### Exercise aim
From the listing below, pull out all lines with "يحيى" in them.

### Dataset excerpts
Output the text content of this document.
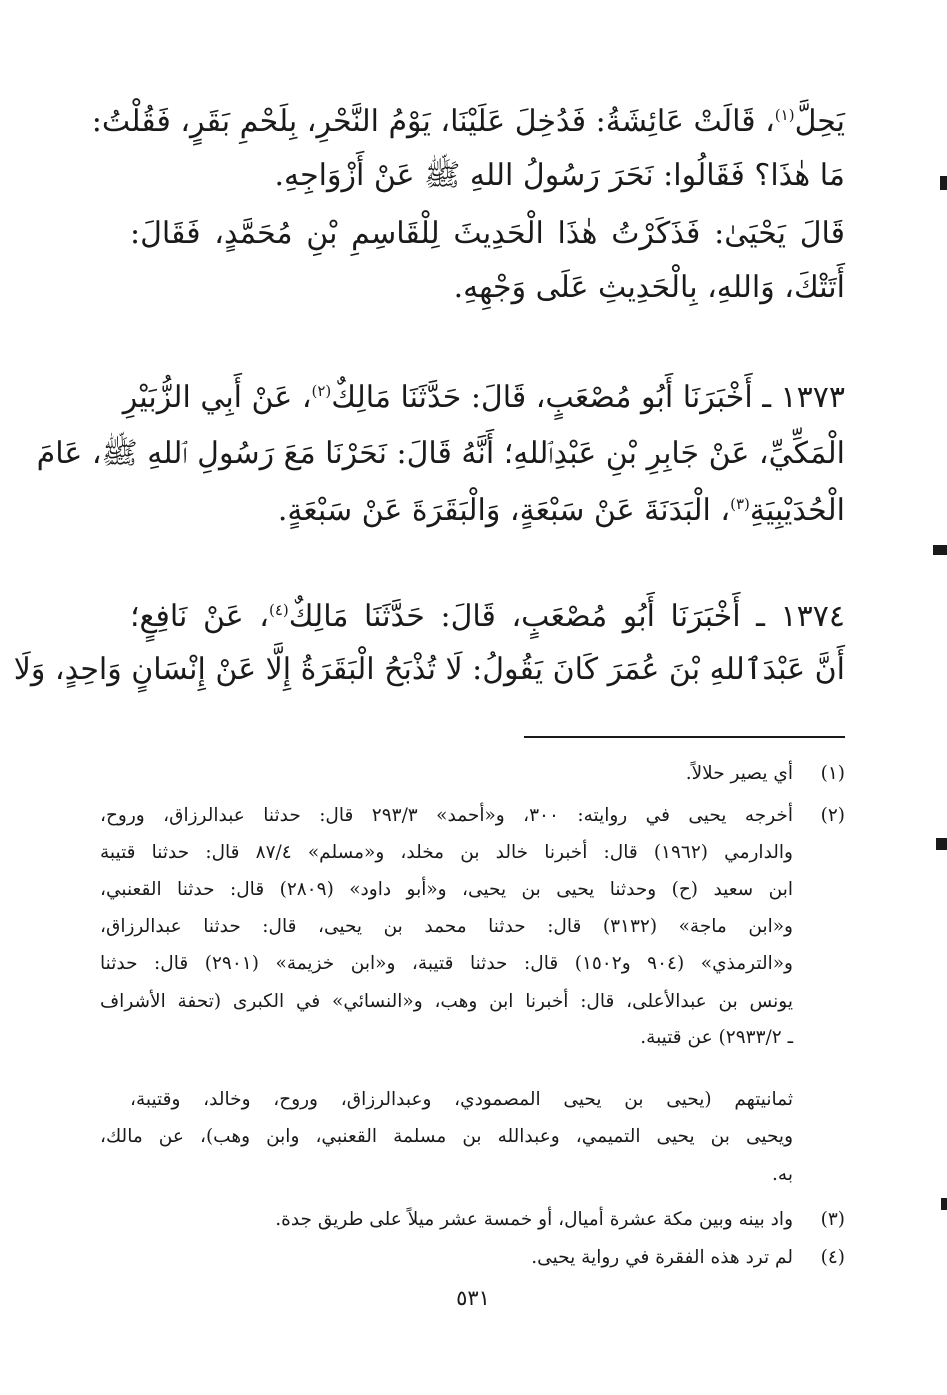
يَحِلَّ$^{(١)}$، قَالَتْ عَائِشَةُ: فَدُخِلَ عَلَيْنَا، يَوْمُ النَّحْرِ، بِلَحْمِ بَقَرٍ، فَقُلْتُ:
مَا هٰذَا؟ فَقَالُوا: نَحَرَ رَسُولُ اللهِ ﷺ عَنْ أَزْوَاجِهِ.
قَالَ يَحْيَىٰ: فَذَكَرْتُ هٰذَا الْحَدِيثَ لِلْقَاسِمِ بْنِ مُحَمَّدٍ، فَقَالَ:
أَتَتْكَ، وَاللهِ، بِالْحَدِيثِ عَلَى وَجْهِهِ.
١٣٧٣ ـ أَخْبَرَنَا أَبُو مُصْعَبٍ، قَالَ: حَدَّثَنَا مَالِكٌ$^{(٢)}$، عَنْ أَبِي الزُّبَيْرِ
الْمَكِّيِّ، عَنْ جَابِرِ بْنِ عَبْدِٱللهِ؛ أَنَّهُ قَالَ: نَحَرْنَا مَعَ رَسُولِ ٱللهِ ﷺ، عَامَ
الْحُدَيْبِيَةِ$^{(٣)}$، الْبَدَنَةَ عَنْ سَبْعَةٍ، وَالْبَقَرَةَ عَنْ سَبْعَةٍ.
١٣٧٤ ـ أَخْبَرَنَا أَبُو مُصْعَبٍ، قَالَ: حَدَّثَنَا مَالِكٌ$^{(٤)}$، عَنْ نَافِعٍ؛
أَنَّ عَبْدَٱللهِ بْنَ عُمَرَ كَانَ يَقُولُ: لَا تُذْبَحُ الْبَقَرَةُ إِلَّا عَنْ إِنْسَانٍ وَاحِدٍ، وَلَا
(١)
أي يصير حلالاً.
(٢)
أخرجه يحيى في روايته: ٣٠٠، و«أحمد» ٢٩٣/٣ قال: حدثنا عبدالرزاق، وروح،
والدارمي (١٩٦٢) قال: أخبرنا خالد بن مخلد، و«مسلم» ٨٧/٤ قال: حدثنا قتيبة
ابن سعيد (ح) وحدثنا يحيى بن يحيى، و«أبو داود» (٢٨٠٩) قال: حدثنا القعنبي،
و«ابن ماجة» (٣١٣٢) قال: حدثنا محمد بن يحيى، قال: حدثنا عبدالرزاق،
و«الترمذي» (٩٠٤ و١٥٠٢) قال: حدثنا قتيبة، و«ابن خزيمة» (٢٩٠١) قال: حدثنا
يونس بن عبدالأعلى، قال: أخبرنا ابن وهب، و«النسائي» في الكبرى (تحفة الأشراف
ـ ٢٩٣٣/٢) عن قتيبة.
ثمانيتهم (يحيى بن يحيى المصمودي، وعبدالرزاق، وروح، وخالد، وقتيبة،
ويحيى بن يحيى التميمي، وعبدالله بن مسلمة القعنبي، وابن وهب)، عن مالك،
به.
(٣)
واد بينه وبين مكة عشرة أميال، أو خمسة عشر ميلاً على طريق جدة.
(٤)
لم ترد هذه الفقرة في رواية يحيى.
٥٣١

### Output for this task
أخرجه يحيى في روايته: ٣٠٠، و«أحمد» ٢٩٣/٣ قال: حدثنا عبدالرزاق، وروح،
ابن سعيد (ح) وحدثنا يحيى بن يحيى، و«أبو داود» (٢٨٠٩) قال: حدثنا القعنبي،
و«ابن ماجة» (٣١٣٢) قال: حدثنا محمد بن يحيى، قال: حدثنا عبدالرزاق،
ثمانيتهم (يحيى بن يحيى المصمودي، وعبدالرزاق، وروح، وخالد، وقتيبة،
ويحيى بن يحيى التميمي، وعبدالله بن مسلمة القعنبي، وابن وهب)، عن مالك،
لم ترد هذه الفقرة في رواية يحيى.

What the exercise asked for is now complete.